-- Begin Working data --

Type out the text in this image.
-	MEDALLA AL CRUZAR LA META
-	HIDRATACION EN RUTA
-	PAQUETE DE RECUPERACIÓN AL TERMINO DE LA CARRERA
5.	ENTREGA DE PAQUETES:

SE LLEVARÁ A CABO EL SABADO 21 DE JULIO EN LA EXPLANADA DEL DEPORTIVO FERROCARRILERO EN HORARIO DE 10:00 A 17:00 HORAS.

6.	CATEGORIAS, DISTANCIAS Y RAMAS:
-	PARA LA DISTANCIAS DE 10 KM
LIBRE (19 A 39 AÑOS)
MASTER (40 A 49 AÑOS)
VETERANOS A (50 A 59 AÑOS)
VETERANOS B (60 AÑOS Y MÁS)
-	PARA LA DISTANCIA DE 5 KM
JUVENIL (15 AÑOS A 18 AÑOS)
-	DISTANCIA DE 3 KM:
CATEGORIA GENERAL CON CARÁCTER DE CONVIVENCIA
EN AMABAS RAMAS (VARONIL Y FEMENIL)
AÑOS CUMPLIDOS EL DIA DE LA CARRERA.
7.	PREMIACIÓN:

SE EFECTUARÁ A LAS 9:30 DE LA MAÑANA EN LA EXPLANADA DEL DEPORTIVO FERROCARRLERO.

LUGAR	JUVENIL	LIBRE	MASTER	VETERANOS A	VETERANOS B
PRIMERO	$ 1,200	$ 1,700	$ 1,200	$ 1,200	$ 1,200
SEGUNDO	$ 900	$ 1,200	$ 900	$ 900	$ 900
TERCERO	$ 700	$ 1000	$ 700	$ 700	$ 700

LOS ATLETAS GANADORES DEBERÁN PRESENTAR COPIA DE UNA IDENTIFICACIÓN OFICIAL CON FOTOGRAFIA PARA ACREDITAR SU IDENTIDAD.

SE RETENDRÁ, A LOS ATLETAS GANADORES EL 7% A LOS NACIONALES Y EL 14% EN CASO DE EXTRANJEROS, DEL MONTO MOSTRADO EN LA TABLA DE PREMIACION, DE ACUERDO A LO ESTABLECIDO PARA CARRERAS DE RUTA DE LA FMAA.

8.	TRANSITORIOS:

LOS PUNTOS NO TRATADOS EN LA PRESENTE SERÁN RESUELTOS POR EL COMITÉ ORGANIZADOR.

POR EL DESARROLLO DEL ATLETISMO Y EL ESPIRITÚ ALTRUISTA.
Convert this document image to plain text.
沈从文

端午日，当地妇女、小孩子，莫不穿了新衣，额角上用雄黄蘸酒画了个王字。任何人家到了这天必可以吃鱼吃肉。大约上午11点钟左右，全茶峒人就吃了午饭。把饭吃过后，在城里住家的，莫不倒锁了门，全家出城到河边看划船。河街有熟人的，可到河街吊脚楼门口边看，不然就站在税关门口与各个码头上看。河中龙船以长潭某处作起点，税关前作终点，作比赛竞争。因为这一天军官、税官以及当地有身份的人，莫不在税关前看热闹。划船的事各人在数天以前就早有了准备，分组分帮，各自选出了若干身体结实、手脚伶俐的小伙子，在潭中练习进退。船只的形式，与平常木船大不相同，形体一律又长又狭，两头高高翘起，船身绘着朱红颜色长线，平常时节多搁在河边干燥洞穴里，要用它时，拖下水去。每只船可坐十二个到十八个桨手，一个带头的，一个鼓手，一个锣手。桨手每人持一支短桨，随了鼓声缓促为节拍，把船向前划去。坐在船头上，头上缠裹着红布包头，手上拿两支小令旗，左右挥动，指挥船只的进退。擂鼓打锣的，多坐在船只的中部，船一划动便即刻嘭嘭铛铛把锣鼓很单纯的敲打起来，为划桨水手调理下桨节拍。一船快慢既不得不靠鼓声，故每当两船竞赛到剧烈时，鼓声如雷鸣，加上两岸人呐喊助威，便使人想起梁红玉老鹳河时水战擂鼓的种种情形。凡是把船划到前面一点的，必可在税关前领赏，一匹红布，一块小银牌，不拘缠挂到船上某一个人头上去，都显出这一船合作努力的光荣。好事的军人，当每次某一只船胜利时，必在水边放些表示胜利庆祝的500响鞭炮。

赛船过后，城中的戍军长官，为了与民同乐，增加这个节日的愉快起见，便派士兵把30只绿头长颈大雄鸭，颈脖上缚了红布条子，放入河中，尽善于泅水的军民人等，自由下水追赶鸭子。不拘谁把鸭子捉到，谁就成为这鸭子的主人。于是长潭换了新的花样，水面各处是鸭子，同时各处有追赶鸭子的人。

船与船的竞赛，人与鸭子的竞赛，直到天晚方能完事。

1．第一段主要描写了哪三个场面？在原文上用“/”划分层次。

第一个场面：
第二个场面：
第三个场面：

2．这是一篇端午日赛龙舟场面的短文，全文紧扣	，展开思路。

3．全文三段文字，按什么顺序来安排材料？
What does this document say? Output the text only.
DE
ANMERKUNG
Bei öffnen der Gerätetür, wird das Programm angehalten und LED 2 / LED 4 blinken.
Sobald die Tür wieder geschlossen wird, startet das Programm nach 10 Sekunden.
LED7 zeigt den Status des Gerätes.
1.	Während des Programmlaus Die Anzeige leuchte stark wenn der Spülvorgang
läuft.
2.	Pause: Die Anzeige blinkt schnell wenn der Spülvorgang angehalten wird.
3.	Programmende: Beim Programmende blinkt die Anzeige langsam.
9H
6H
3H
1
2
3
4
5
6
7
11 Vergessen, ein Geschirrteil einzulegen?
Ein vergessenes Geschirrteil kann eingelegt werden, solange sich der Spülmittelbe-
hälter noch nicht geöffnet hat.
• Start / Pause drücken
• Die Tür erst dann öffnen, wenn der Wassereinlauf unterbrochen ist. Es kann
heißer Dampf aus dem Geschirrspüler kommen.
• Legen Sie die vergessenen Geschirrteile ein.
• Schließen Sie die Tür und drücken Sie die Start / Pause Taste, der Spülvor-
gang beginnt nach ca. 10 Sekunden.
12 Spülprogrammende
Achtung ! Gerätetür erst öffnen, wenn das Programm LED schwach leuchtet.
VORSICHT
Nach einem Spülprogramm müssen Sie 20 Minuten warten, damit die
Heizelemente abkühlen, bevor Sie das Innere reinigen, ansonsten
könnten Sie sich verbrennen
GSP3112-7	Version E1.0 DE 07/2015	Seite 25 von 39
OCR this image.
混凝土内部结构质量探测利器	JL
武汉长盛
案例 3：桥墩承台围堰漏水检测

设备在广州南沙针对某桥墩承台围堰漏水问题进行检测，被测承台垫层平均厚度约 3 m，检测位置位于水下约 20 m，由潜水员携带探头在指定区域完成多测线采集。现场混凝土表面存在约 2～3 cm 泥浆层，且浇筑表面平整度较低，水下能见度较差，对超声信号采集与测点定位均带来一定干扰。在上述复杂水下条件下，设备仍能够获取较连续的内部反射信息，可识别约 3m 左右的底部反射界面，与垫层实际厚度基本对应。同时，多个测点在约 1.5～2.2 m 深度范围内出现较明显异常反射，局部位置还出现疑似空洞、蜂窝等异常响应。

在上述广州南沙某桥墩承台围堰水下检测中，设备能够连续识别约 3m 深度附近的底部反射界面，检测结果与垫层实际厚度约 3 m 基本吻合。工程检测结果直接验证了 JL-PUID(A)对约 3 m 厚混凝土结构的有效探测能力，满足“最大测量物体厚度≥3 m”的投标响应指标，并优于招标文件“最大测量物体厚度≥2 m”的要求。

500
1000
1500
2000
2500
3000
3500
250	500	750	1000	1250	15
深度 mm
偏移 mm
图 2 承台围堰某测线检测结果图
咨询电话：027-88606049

-- End Working data --

Repeat the records above exactly.

• Expected output
Type out the text in this image.
-	MEDALLA AL CRUZAR LA META
-	HIDRATACION EN RUTA
-	PAQUETE DE RECUPERACIÓN AL TERMINO DE LA CARRERA
5.	ENTREGA DE PAQUETES:

SE LLEVARÁ A CABO EL SABADO 21 DE JULIO EN LA EXPLANADA DEL DEPORTIVO FERROCARRILERO EN HORARIO DE 10:00 A 17:00 HORAS.

6.	CATEGORIAS, DISTANCIAS Y RAMAS:
-	PARA LA DISTANCIAS DE 10 KM
LIBRE (19 A 39 AÑOS)
MASTER (40 A 49 AÑOS)
VETERANOS A (50 A 59 AÑOS)
VETERANOS B (60 AÑOS Y MÁS)
-	PARA LA DISTANCIA DE 5 KM
JUVENIL (15 AÑOS A 18 AÑOS)
-	DISTANCIA DE 3 KM:
CATEGORIA GENERAL CON CARÁCTER DE CONVIVENCIA
EN AMABAS RAMAS (VARONIL Y FEMENIL)
AÑOS CUMPLIDOS EL DIA DE LA CARRERA.
7.	PREMIACIÓN:

SE EFECTUARÁ A LAS 9:30 DE LA MAÑANA EN LA EXPLANADA DEL DEPORTIVO FERROCARRLERO.

LUGAR	JUVENIL	LIBRE	MASTER	VETERANOS A	VETERANOS B
PRIMERO	$ 1,200	$ 1,700	$ 1,200	$ 1,200	$ 1,200
SEGUNDO	$ 900	$ 1,200	$ 900	$ 900	$ 900
TERCERO	$ 700	$ 1000	$ 700	$ 700	$ 700

LOS ATLETAS GANADORES DEBERÁN PRESENTAR COPIA DE UNA IDENTIFICACIÓN OFICIAL CON FOTOGRAFIA PARA ACREDITAR SU IDENTIDAD.

SE RETENDRÁ, A LOS ATLETAS GANADORES EL 7% A LOS NACIONALES Y EL 14% EN CASO DE EXTRANJEROS, DEL MONTO MOSTRADO EN LA TABLA DE PREMIACION, DE ACUERDO A LO ESTABLECIDO PARA CARRERAS DE RUTA DE LA FMAA.

8.	TRANSITORIOS:

LOS PUNTOS NO TRATADOS EN LA PRESENTE SERÁN RESUELTOS POR EL COMITÉ ORGANIZADOR.

POR EL DESARROLLO DEL ATLETISMO Y EL ESPIRITÚ ALTRUISTA.
Convert this document image to plain text.
沈从文

端午日，当地妇女、小孩子，莫不穿了新衣，额角上用雄黄蘸酒画了个王字。任何人家到了这天必可以吃鱼吃肉。大约上午11点钟左右，全茶峒人就吃了午饭。把饭吃过后，在城里住家的，莫不倒锁了门，全家出城到河边看划船。河街有熟人的，可到河街吊脚楼门口边看，不然就站在税关门口与各个码头上看。河中龙船以长潭某处作起点，税关前作终点，作比赛竞争。因为这一天军官、税官以及当地有身份的人，莫不在税关前看热闹。划船的事各人在数天以前就早有了准备，分组分帮，各自选出了若干身体结实、手脚伶俐的小伙子，在潭中练习进退。船只的形式，与平常木船大不相同，形体一律又长又狭，两头高高翘起，船身绘着朱红颜色长线，平常时节多搁在河边干燥洞穴里，要用它时，拖下水去。每只船可坐十二个到十八个桨手，一个带头的，一个鼓手，一个锣手。桨手每人持一支短桨，随了鼓声缓促为节拍，把船向前划去。坐在船头上，头上缠裹着红布包头，手上拿两支小令旗，左右挥动，指挥船只的进退。擂鼓打锣的，多坐在船只的中部，船一划动便即刻嘭嘭铛铛把锣鼓很单纯的敲打起来，为划桨水手调理下桨节拍。一船快慢既不得不靠鼓声，故每当两船竞赛到剧烈时，鼓声如雷鸣，加上两岸人呐喊助威，便使人想起梁红玉老鹳河时水战擂鼓的种种情形。凡是把船划到前面一点的，必可在税关前领赏，一匹红布，一块小银牌，不拘缠挂到船上某一个人头上去，都显出这一船合作努力的光荣。好事的军人，当每次某一只船胜利时，必在水边放些表示胜利庆祝的500响鞭炮。

赛船过后，城中的戍军长官，为了与民同乐，增加这个节日的愉快起见，便派士兵把30只绿头长颈大雄鸭，颈脖上缚了红布条子，放入河中，尽善于泅水的军民人等，自由下水追赶鸭子。不拘谁把鸭子捉到，谁就成为这鸭子的主人。于是长潭换了新的花样，水面各处是鸭子，同时各处有追赶鸭子的人。

船与船的竞赛，人与鸭子的竞赛，直到天晚方能完事。

1．第一段主要描写了哪三个场面？在原文上用“/”划分层次。

第一个场面：
第二个场面：
第三个场面：

2．这是一篇端午日赛龙舟场面的短文，全文紧扣	，展开思路。

3．全文三段文字，按什么顺序来安排材料？
What does this document say? Output the text only.
DE
ANMERKUNG
Bei öffnen der Gerätetür, wird das Programm angehalten und LED 2 / LED 4 blinken.
Sobald die Tür wieder geschlossen wird, startet das Programm nach 10 Sekunden.
LED7 zeigt den Status des Gerätes.
1.	Während des Programmlaus Die Anzeige leuchte stark wenn der Spülvorgang
läuft.
2.	Pause: Die Anzeige blinkt schnell wenn der Spülvorgang angehalten wird.
3.	Programmende: Beim Programmende blinkt die Anzeige langsam.
9H
6H
3H
1
2
3
4
5
6
7
11 Vergessen, ein Geschirrteil einzulegen?
Ein vergessenes Geschirrteil kann eingelegt werden, solange sich der Spülmittelbe-
hälter noch nicht geöffnet hat.
• Start / Pause drücken
• Die Tür erst dann öffnen, wenn der Wassereinlauf unterbrochen ist. Es kann
heißer Dampf aus dem Geschirrspüler kommen.
• Legen Sie die vergessenen Geschirrteile ein.
• Schließen Sie die Tür und drücken Sie die Start / Pause Taste, der Spülvor-
gang beginnt nach ca. 10 Sekunden.
12 Spülprogrammende
Achtung ! Gerätetür erst öffnen, wenn das Programm LED schwach leuchtet.
VORSICHT
Nach einem Spülprogramm müssen Sie 20 Minuten warten, damit die
Heizelemente abkühlen, bevor Sie das Innere reinigen, ansonsten
könnten Sie sich verbrennen
GSP3112-7	Version E1.0 DE 07/2015	Seite 25 von 39
OCR this image.
混凝土内部结构质量探测利器	JL
武汉长盛
案例 3：桥墩承台围堰漏水检测

设备在广州南沙针对某桥墩承台围堰漏水问题进行检测，被测承台垫层平均厚度约 3 m，检测位置位于水下约 20 m，由潜水员携带探头在指定区域完成多测线采集。现场混凝土表面存在约 2～3 cm 泥浆层，且浇筑表面平整度较低，水下能见度较差，对超声信号采集与测点定位均带来一定干扰。在上述复杂水下条件下，设备仍能够获取较连续的内部反射信息，可识别约 3m 左右的底部反射界面，与垫层实际厚度基本对应。同时，多个测点在约 1.5～2.2 m 深度范围内出现较明显异常反射，局部位置还出现疑似空洞、蜂窝等异常响应。

在上述广州南沙某桥墩承台围堰水下检测中，设备能够连续识别约 3m 深度附近的底部反射界面，检测结果与垫层实际厚度约 3 m 基本吻合。工程检测结果直接验证了 JL-PUID(A)对约 3 m 厚混凝土结构的有效探测能力，满足“最大测量物体厚度≥3 m”的投标响应指标，并优于招标文件“最大测量物体厚度≥2 m”的要求。

500
1000
1500
2000
2500
3000
3500
250	500	750	1000	1250	15
深度 mm
偏移 mm
图 2 承台围堰某测线检测结果图
咨询电话：027-88606049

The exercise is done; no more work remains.